- **Set task**
Retype the records below exactly as they appear.

(Excerpt from a dataset)

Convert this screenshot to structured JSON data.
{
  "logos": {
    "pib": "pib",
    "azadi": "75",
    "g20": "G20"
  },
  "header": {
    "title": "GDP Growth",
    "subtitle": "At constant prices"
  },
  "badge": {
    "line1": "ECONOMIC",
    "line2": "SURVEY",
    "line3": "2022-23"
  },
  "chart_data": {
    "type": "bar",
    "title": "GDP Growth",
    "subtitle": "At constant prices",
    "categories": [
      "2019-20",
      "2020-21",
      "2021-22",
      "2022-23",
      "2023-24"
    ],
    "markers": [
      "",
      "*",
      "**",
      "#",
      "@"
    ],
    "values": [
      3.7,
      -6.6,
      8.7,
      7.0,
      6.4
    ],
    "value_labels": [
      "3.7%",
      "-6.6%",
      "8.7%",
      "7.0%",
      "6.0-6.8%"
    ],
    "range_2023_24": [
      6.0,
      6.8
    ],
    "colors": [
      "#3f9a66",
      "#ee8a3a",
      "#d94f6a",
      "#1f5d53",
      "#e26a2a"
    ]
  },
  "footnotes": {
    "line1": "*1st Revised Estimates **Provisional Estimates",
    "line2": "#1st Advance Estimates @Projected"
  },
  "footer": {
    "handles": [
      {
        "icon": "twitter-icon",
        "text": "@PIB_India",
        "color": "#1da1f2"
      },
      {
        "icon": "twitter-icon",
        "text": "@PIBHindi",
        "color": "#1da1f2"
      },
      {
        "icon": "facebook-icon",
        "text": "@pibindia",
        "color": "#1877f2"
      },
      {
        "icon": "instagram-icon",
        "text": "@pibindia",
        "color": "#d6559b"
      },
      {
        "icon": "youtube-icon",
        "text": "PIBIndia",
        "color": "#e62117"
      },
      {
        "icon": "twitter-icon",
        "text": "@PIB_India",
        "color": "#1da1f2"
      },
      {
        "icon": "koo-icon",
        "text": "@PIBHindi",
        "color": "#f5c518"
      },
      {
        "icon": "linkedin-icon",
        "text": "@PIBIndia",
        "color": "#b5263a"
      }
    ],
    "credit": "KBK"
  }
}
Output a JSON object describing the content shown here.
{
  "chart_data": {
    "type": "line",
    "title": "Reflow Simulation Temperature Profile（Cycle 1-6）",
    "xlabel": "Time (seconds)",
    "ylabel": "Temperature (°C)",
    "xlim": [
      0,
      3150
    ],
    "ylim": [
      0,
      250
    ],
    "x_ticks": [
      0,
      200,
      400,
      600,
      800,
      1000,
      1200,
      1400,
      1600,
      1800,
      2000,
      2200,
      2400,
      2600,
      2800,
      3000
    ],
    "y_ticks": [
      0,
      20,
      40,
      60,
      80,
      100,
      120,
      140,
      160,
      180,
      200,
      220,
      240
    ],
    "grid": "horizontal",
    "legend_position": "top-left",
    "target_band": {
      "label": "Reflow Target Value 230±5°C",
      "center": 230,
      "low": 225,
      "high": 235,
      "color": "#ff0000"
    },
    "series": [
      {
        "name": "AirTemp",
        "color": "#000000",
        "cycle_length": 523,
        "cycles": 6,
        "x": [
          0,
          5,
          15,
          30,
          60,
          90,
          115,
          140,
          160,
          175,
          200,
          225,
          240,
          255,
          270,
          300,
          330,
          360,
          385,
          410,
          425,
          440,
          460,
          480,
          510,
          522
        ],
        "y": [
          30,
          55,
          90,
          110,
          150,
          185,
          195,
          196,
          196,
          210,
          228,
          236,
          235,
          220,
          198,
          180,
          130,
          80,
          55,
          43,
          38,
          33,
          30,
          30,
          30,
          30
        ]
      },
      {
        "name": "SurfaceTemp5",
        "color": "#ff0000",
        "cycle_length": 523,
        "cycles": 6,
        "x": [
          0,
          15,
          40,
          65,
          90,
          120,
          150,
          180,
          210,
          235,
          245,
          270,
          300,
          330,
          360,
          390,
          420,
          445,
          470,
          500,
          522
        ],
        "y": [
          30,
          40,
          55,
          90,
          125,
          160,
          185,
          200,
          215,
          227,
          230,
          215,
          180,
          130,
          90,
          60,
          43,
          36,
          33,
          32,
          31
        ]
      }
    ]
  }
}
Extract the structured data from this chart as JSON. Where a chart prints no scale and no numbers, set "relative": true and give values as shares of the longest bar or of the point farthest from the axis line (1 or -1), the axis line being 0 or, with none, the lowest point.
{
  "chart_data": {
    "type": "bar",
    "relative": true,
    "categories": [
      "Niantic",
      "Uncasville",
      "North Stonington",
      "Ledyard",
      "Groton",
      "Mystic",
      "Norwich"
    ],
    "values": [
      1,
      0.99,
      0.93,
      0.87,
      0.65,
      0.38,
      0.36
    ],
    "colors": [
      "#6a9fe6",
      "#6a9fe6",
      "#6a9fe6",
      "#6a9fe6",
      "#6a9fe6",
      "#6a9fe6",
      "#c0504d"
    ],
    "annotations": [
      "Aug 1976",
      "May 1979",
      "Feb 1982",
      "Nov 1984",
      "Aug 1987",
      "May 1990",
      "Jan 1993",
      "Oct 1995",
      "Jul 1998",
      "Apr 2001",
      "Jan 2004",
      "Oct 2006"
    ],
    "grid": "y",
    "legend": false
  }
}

- **Solution below**
Convert this screenshot to structured JSON data.
{
  "logos": {
    "pib": "pib",
    "azadi": "75",
    "g20": "G20"
  },
  "header": {
    "title": "GDP Growth",
    "subtitle": "At constant prices"
  },
  "badge": {
    "line1": "ECONOMIC",
    "line2": "SURVEY",
    "line3": "2022-23"
  },
  "chart_data": {
    "type": "bar",
    "title": "GDP Growth",
    "subtitle": "At constant prices",
    "categories": [
      "2019-20",
      "2020-21",
      "2021-22",
      "2022-23",
      "2023-24"
    ],
    "markers": [
      "",
      "*",
      "**",
      "#",
      "@"
    ],
    "values": [
      3.7,
      -6.6,
      8.7,
      7.0,
      6.4
    ],
    "value_labels": [
      "3.7%",
      "-6.6%",
      "8.7%",
      "7.0%",
      "6.0-6.8%"
    ],
    "range_2023_24": [
      6.0,
      6.8
    ],
    "colors": [
      "#3f9a66",
      "#ee8a3a",
      "#d94f6a",
      "#1f5d53",
      "#e26a2a"
    ]
  },
  "footnotes": {
    "line1": "*1st Revised Estimates **Provisional Estimates",
    "line2": "#1st Advance Estimates @Projected"
  },
  "footer": {
    "handles": [
      {
        "icon": "twitter-icon",
        "text": "@PIB_India",
        "color": "#1da1f2"
      },
      {
        "icon": "twitter-icon",
        "text": "@PIBHindi",
        "color": "#1da1f2"
      },
      {
        "icon": "facebook-icon",
        "text": "@pibindia",
        "color": "#1877f2"
      },
      {
        "icon": "instagram-icon",
        "text": "@pibindia",
        "color": "#d6559b"
      },
      {
        "icon": "youtube-icon",
        "text": "PIBIndia",
        "color": "#e62117"
      },
      {
        "icon": "twitter-icon",
        "text": "@PIB_India",
        "color": "#1da1f2"
      },
      {
        "icon": "koo-icon",
        "text": "@PIBHindi",
        "color": "#f5c518"
      },
      {
        "icon": "linkedin-icon",
        "text": "@PIBIndia",
        "color": "#b5263a"
      }
    ],
    "credit": "KBK"
  }
}
Output a JSON object describing the content shown here.
{
  "chart_data": {
    "type": "line",
    "title": "Reflow Simulation Temperature Profile（Cycle 1-6）",
    "xlabel": "Time (seconds)",
    "ylabel": "Temperature (°C)",
    "xlim": [
      0,
      3150
    ],
    "ylim": [
      0,
      250
    ],
    "x_ticks": [
      0,
      200,
      400,
      600,
      800,
      1000,
      1200,
      1400,
      1600,
      1800,
      2000,
      2200,
      2400,
      2600,
      2800,
      3000
    ],
    "y_ticks": [
      0,
      20,
      40,
      60,
      80,
      100,
      120,
      140,
      160,
      180,
      200,
      220,
      240
    ],
    "grid": "horizontal",
    "legend_position": "top-left",
    "target_band": {
      "label": "Reflow Target Value 230±5°C",
      "center": 230,
      "low": 225,
      "high": 235,
      "color": "#ff0000"
    },
    "series": [
      {
        "name": "AirTemp",
        "color": "#000000",
        "cycle_length": 523,
        "cycles": 6,
        "x": [
          0,
          5,
          15,
          30,
          60,
          90,
          115,
          140,
          160,
          175,
          200,
          225,
          240,
          255,
          270,
          300,
          330,
          360,
          385,
          410,
          425,
          440,
          460,
          480,
          510,
          522
        ],
        "y": [
          30,
          55,
          90,
          110,
          150,
          185,
          195,
          196,
          196,
          210,
          228,
          236,
          235,
          220,
          198,
          180,
          130,
          80,
          55,
          43,
          38,
          33,
          30,
          30,
          30,
          30
        ]
      },
      {
        "name": "SurfaceTemp5",
        "color": "#ff0000",
        "cycle_length": 523,
        "cycles": 6,
        "x": [
          0,
          15,
          40,
          65,
          90,
          120,
          150,
          180,
          210,
          235,
          245,
          270,
          300,
          330,
          360,
          390,
          420,
          445,
          470,
          500,
          522
        ],
        "y": [
          30,
          40,
          55,
          90,
          125,
          160,
          185,
          200,
          215,
          227,
          230,
          215,
          180,
          130,
          90,
          60,
          43,
          36,
          33,
          32,
          31
        ]
      }
    ]
  }
}
Extract the structured data from this chart as JSON. Where a chart prints no scale and no numbers, set "relative": true and give values as shares of the longest bar or of the point farthest from the axis line (1 or -1), the axis line being 0 or, with none, the lowest point.
{
  "chart_data": {
    "type": "bar",
    "relative": true,
    "categories": [
      "Niantic",
      "Uncasville",
      "North Stonington",
      "Ledyard",
      "Groton",
      "Mystic",
      "Norwich"
    ],
    "values": [
      1,
      0.99,
      0.93,
      0.87,
      0.65,
      0.38,
      0.36
    ],
    "colors": [
      "#6a9fe6",
      "#6a9fe6",
      "#6a9fe6",
      "#6a9fe6",
      "#6a9fe6",
      "#6a9fe6",
      "#c0504d"
    ],
    "annotations": [
      "Aug 1976",
      "May 1979",
      "Feb 1982",
      "Nov 1984",
      "Aug 1987",
      "May 1990",
      "Jan 1993",
      "Oct 1995",
      "Jul 1998",
      "Apr 2001",
      "Jan 2004",
      "Oct 2006"
    ],
    "grid": "y",
    "legend": false
  }
}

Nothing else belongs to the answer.